→ **REQUIREMENT**:
Make an exact copy of the entries below.

→ **PROVIDED MATERIAL**:

++++++++++

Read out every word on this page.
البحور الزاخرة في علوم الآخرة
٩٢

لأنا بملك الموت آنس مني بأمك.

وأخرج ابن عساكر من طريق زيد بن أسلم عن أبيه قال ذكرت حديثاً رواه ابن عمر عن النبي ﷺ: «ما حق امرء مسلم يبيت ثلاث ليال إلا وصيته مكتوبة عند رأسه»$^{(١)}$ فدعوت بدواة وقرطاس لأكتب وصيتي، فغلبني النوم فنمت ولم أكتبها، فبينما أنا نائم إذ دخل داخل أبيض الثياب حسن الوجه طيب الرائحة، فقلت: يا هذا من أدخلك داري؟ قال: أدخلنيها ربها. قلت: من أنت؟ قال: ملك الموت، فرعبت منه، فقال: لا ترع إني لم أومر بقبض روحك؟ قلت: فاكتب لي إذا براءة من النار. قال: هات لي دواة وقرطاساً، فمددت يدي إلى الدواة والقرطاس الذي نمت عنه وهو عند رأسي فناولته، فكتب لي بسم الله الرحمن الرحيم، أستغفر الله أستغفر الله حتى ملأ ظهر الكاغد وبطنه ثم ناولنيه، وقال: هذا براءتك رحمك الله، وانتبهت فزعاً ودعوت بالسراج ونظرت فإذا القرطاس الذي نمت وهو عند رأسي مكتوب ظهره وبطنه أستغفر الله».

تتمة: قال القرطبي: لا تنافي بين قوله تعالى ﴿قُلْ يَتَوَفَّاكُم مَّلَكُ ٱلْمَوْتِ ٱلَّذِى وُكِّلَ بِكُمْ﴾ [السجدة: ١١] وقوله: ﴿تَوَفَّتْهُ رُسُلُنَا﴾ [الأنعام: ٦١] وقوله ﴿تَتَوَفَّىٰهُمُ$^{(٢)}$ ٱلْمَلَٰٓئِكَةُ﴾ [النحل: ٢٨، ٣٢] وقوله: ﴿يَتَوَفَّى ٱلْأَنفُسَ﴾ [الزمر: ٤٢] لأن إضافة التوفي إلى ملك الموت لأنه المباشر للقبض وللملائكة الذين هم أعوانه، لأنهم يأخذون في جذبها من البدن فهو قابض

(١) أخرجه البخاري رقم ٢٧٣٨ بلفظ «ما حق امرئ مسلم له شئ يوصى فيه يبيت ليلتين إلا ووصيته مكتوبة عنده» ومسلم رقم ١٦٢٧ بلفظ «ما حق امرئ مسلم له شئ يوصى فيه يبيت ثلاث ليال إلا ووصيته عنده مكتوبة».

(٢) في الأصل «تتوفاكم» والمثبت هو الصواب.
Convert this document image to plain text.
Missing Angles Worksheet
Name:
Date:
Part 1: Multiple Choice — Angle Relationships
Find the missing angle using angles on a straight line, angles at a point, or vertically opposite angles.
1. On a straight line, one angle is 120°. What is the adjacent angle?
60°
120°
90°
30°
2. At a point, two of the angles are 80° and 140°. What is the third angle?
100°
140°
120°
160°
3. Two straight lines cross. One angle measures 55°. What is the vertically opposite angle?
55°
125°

++++++++++

→ **FULL ANSWER**:
Read out every word on this page.
البحور الزاخرة في علوم الآخرة
٩٢

لأنا بملك الموت آنس مني بأمك.

وأخرج ابن عساكر من طريق زيد بن أسلم عن أبيه قال ذكرت حديثاً رواه ابن عمر عن النبي ﷺ: «ما حق امرء مسلم يبيت ثلاث ليال إلا وصيته مكتوبة عند رأسه»$^{(١)}$ فدعوت بدواة وقرطاس لأكتب وصيتي، فغلبني النوم فنمت ولم أكتبها، فبينما أنا نائم إذ دخل داخل أبيض الثياب حسن الوجه طيب الرائحة، فقلت: يا هذا من أدخلك داري؟ قال: أدخلنيها ربها. قلت: من أنت؟ قال: ملك الموت، فرعبت منه، فقال: لا ترع إني لم أومر بقبض روحك؟ قلت: فاكتب لي إذا براءة من النار. قال: هات لي دواة وقرطاساً، فمددت يدي إلى الدواة والقرطاس الذي نمت عنه وهو عند رأسي فناولته، فكتب لي بسم الله الرحمن الرحيم، أستغفر الله أستغفر الله حتى ملأ ظهر الكاغد وبطنه ثم ناولنيه، وقال: هذا براءتك رحمك الله، وانتبهت فزعاً ودعوت بالسراج ونظرت فإذا القرطاس الذي نمت وهو عند رأسي مكتوب ظهره وبطنه أستغفر الله».

تتمة: قال القرطبي: لا تنافي بين قوله تعالى ﴿قُلْ يَتَوَفَّاكُم مَّلَكُ ٱلْمَوْتِ ٱلَّذِى وُكِّلَ بِكُمْ﴾ [السجدة: ١١] وقوله: ﴿تَوَفَّتْهُ رُسُلُنَا﴾ [الأنعام: ٦١] وقوله ﴿تَتَوَفَّىٰهُمُ$^{(٢)}$ ٱلْمَلَٰٓئِكَةُ﴾ [النحل: ٢٨، ٣٢] وقوله: ﴿يَتَوَفَّى ٱلْأَنفُسَ﴾ [الزمر: ٤٢] لأن إضافة التوفي إلى ملك الموت لأنه المباشر للقبض وللملائكة الذين هم أعوانه، لأنهم يأخذون في جذبها من البدن فهو قابض

(١) أخرجه البخاري رقم ٢٧٣٨ بلفظ «ما حق امرئ مسلم له شئ يوصى فيه يبيت ليلتين إلا ووصيته مكتوبة عنده» ومسلم رقم ١٦٢٧ بلفظ «ما حق امرئ مسلم له شئ يوصى فيه يبيت ثلاث ليال إلا ووصيته عنده مكتوبة».

(٢) في الأصل «تتوفاكم» والمثبت هو الصواب.
Convert this document image to plain text.
Missing Angles Worksheet
Name:
Date:
Part 1: Multiple Choice — Angle Relationships
Find the missing angle using angles on a straight line, angles at a point, or vertically opposite angles.
1. On a straight line, one angle is 120°. What is the adjacent angle?
60°
120°
90°
30°
2. At a point, two of the angles are 80° and 140°. What is the third angle?
100°
140°
120°
160°
3. Two straight lines cross. One angle measures 55°. What is the vertically opposite angle?
55°
125°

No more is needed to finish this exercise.